## Work to complete:
Give an exact transcription of every line, dropping the images.

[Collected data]
╔══

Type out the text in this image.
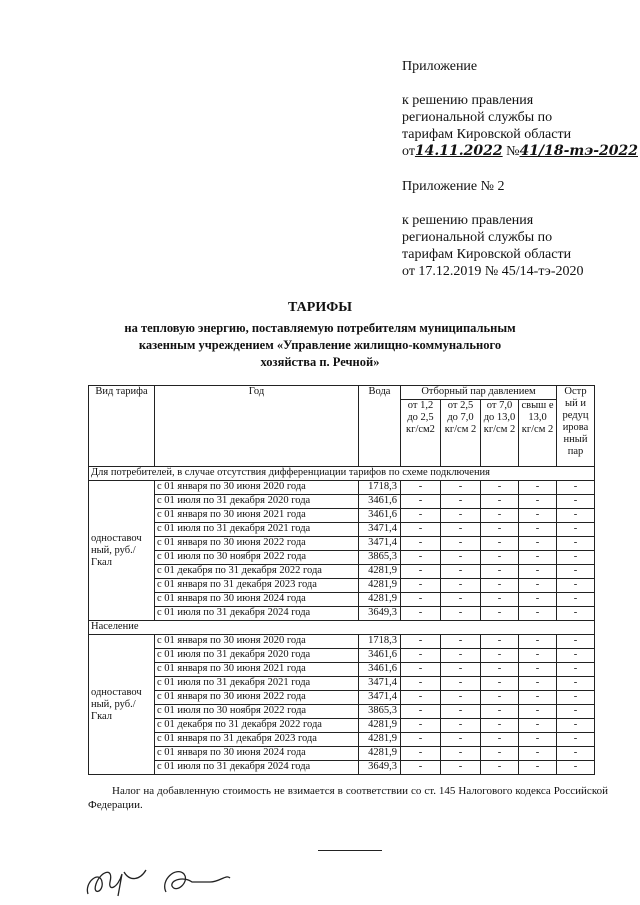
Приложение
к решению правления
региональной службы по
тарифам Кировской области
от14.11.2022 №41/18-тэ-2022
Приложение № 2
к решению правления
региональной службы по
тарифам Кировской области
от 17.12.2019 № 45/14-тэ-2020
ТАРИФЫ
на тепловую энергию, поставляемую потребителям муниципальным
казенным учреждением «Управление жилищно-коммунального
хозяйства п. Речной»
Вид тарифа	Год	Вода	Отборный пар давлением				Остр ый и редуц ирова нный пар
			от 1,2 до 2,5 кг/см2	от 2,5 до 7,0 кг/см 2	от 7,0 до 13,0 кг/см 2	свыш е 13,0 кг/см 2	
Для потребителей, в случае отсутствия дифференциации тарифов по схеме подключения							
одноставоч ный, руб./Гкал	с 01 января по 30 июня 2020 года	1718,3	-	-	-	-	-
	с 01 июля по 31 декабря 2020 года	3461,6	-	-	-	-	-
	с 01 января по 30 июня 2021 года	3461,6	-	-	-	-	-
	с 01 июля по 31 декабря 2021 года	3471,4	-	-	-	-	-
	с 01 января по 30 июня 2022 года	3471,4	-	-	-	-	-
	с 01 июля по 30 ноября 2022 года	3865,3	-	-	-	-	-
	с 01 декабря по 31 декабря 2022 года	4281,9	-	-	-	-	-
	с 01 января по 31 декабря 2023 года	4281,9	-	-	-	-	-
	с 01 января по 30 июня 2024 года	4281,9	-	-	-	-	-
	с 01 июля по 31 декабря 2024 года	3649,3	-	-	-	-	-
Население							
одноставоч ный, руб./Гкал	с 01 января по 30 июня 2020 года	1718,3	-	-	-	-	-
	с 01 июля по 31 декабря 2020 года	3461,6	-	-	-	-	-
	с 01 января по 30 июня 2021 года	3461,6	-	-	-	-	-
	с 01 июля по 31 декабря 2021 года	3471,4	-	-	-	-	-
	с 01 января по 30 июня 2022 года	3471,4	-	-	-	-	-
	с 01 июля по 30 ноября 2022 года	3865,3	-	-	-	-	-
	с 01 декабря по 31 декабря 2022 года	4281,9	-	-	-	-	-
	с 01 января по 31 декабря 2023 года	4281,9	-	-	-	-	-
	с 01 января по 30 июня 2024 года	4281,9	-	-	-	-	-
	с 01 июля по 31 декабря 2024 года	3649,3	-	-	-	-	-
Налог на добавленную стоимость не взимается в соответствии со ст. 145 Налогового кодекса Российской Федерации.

╚══

## Correct output:
Type out the text in this image.
Приложение
к решению правления
региональной службы по
тарифам Кировской области
от14.11.2022 №41/18-тэ-2022
Приложение № 2
к решению правления
региональной службы по
тарифам Кировской области
от 17.12.2019 № 45/14-тэ-2020
ТАРИФЫ
на тепловую энергию, поставляемую потребителям муниципальным
казенным учреждением «Управление жилищно-коммунального
хозяйства п. Речной»
Вид тарифа	Год	Вода	Отборный пар давлением				Остр ый и редуц ирова нный пар
			от 1,2 до 2,5 кг/см2	от 2,5 до 7,0 кг/см 2	от 7,0 до 13,0 кг/см 2	свыш е 13,0 кг/см 2	
Для потребителей, в случае отсутствия дифференциации тарифов по схеме подключения							
одноставоч ный, руб./Гкал	с 01 января по 30 июня 2020 года	1718,3	-	-	-	-	-
	с 01 июля по 31 декабря 2020 года	3461,6	-	-	-	-	-
	с 01 января по 30 июня 2021 года	3461,6	-	-	-	-	-
	с 01 июля по 31 декабря 2021 года	3471,4	-	-	-	-	-
	с 01 января по 30 июня 2022 года	3471,4	-	-	-	-	-
	с 01 июля по 30 ноября 2022 года	3865,3	-	-	-	-	-
	с 01 декабря по 31 декабря 2022 года	4281,9	-	-	-	-	-
	с 01 января по 31 декабря 2023 года	4281,9	-	-	-	-	-
	с 01 января по 30 июня 2024 года	4281,9	-	-	-	-	-
	с 01 июля по 31 декабря 2024 года	3649,3	-	-	-	-	-
Население							
одноставоч ный, руб./Гкал	с 01 января по 30 июня 2020 года	1718,3	-	-	-	-	-
	с 01 июля по 31 декабря 2020 года	3461,6	-	-	-	-	-
	с 01 января по 30 июня 2021 года	3461,6	-	-	-	-	-
	с 01 июля по 31 декабря 2021 года	3471,4	-	-	-	-	-
	с 01 января по 30 июня 2022 года	3471,4	-	-	-	-	-
	с 01 июля по 30 ноября 2022 года	3865,3	-	-	-	-	-
	с 01 декабря по 31 декабря 2022 года	4281,9	-	-	-	-	-
	с 01 января по 31 декабря 2023 года	4281,9	-	-	-	-	-
	с 01 января по 30 июня 2024 года	4281,9	-	-	-	-	-
	с 01 июля по 31 декабря 2024 года	3649,3	-	-	-	-	-
Налог на добавленную стоимость не взимается в соответствии со ст. 145 Налогового кодекса Российской Федерации.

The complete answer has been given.